● **What the task asks**
Filter this data down to the lines that hold "pANCA", and copy them.
Top of Data for this task
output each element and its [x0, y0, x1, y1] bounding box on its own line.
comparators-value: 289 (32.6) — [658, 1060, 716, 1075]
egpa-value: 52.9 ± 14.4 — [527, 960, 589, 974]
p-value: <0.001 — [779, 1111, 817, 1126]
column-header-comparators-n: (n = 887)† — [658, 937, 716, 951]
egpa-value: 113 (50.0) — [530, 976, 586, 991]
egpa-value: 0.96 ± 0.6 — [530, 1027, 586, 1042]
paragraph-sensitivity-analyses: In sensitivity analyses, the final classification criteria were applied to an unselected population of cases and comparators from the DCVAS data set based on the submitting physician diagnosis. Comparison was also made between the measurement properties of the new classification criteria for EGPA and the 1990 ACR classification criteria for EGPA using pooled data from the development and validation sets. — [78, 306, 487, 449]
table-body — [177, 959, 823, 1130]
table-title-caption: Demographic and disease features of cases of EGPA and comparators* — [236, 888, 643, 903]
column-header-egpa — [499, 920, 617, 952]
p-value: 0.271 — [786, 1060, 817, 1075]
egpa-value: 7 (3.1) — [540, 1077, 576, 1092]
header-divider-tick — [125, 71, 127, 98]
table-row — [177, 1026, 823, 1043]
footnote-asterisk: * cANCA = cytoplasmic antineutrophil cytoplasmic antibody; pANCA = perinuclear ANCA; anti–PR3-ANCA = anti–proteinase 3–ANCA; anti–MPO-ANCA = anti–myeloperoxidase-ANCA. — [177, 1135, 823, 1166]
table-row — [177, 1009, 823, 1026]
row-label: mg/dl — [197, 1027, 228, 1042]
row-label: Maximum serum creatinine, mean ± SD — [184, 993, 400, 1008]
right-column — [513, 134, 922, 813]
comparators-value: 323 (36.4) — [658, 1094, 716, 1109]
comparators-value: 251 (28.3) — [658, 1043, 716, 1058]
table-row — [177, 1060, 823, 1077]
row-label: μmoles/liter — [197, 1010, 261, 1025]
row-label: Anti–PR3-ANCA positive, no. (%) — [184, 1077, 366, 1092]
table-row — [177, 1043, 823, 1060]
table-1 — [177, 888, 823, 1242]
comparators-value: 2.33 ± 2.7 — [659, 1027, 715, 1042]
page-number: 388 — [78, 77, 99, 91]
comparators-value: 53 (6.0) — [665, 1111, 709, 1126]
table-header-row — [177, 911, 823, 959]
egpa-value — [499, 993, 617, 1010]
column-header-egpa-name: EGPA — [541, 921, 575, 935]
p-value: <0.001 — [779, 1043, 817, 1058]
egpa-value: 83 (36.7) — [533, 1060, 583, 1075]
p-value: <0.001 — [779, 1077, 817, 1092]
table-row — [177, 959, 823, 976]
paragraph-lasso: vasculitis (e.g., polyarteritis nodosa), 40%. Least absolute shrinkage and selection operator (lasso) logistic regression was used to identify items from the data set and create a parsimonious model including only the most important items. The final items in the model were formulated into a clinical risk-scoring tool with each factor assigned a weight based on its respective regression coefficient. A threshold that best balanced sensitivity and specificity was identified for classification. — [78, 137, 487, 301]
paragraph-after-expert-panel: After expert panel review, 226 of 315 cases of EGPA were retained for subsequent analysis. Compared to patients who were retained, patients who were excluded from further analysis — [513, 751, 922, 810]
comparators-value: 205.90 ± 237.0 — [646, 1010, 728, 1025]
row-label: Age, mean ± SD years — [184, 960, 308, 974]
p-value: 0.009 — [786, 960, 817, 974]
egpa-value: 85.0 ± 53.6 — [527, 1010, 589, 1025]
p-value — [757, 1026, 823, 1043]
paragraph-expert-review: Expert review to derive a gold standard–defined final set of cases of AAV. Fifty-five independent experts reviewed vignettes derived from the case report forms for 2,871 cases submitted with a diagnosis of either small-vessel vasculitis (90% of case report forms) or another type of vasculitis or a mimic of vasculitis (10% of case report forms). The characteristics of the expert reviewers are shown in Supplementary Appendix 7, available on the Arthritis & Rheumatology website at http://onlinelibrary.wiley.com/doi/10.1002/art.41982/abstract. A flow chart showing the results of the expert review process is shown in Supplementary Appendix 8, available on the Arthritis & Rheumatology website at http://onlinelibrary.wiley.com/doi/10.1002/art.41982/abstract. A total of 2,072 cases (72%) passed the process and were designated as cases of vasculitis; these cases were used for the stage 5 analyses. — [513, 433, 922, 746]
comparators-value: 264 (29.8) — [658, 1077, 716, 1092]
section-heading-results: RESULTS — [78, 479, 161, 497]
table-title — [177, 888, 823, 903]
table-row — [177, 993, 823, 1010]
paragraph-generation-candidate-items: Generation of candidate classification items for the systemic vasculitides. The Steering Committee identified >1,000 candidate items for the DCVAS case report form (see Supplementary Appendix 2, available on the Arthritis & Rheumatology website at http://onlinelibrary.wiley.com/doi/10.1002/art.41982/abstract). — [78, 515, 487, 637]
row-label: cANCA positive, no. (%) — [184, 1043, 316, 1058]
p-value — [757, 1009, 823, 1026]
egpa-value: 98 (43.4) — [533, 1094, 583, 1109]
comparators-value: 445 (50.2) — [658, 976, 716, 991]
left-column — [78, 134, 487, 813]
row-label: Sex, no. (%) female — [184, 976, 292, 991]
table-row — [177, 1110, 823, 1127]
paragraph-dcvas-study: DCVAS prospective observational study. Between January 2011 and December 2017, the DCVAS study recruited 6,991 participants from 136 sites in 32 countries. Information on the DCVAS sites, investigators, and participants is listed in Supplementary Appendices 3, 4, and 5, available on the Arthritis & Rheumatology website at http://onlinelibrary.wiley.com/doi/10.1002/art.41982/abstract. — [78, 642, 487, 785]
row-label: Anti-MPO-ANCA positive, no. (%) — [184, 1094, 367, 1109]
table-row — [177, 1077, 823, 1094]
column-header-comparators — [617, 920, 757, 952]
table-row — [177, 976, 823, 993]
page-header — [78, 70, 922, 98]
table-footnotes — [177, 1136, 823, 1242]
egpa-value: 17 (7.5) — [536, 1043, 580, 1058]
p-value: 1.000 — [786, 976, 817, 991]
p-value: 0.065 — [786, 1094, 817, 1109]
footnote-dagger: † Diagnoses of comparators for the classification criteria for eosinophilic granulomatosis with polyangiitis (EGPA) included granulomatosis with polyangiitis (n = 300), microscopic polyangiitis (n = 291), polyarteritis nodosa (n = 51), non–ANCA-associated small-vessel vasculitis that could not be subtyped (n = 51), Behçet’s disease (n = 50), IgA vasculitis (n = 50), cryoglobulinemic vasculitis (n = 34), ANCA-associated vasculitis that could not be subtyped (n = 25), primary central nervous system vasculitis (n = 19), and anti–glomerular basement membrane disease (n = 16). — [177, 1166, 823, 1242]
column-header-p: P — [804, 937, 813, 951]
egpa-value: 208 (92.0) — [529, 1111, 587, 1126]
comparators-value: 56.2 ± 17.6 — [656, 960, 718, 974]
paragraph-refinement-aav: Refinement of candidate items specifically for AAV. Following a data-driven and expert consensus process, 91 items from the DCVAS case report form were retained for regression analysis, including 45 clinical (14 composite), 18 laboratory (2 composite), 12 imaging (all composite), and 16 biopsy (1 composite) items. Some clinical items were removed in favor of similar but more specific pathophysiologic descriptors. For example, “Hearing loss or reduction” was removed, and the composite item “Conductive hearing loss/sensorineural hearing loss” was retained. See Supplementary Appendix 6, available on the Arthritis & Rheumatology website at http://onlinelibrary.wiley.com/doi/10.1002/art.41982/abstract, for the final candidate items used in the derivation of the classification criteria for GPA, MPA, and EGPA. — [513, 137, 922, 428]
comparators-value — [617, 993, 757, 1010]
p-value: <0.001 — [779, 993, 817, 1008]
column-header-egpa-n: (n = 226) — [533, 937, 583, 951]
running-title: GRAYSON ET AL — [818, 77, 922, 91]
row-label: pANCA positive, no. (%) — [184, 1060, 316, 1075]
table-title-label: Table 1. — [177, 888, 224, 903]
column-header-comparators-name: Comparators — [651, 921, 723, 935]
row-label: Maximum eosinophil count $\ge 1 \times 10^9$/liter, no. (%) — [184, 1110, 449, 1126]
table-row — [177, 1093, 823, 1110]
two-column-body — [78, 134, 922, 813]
Bottom of Data for this task
● **Exercise response**
footnote-asterisk: * cANCA = cytoplasmic antineutrophil cytoplasmic antibody; pANCA = perinuclear ANCA; anti–PR3-ANCA = anti–proteinase 3–ANCA; anti–MPO-ANCA = anti–myeloperoxidase-ANCA. — [177, 1135, 823, 1166]
row-label: pANCA positive, no. (%) — [184, 1060, 316, 1075]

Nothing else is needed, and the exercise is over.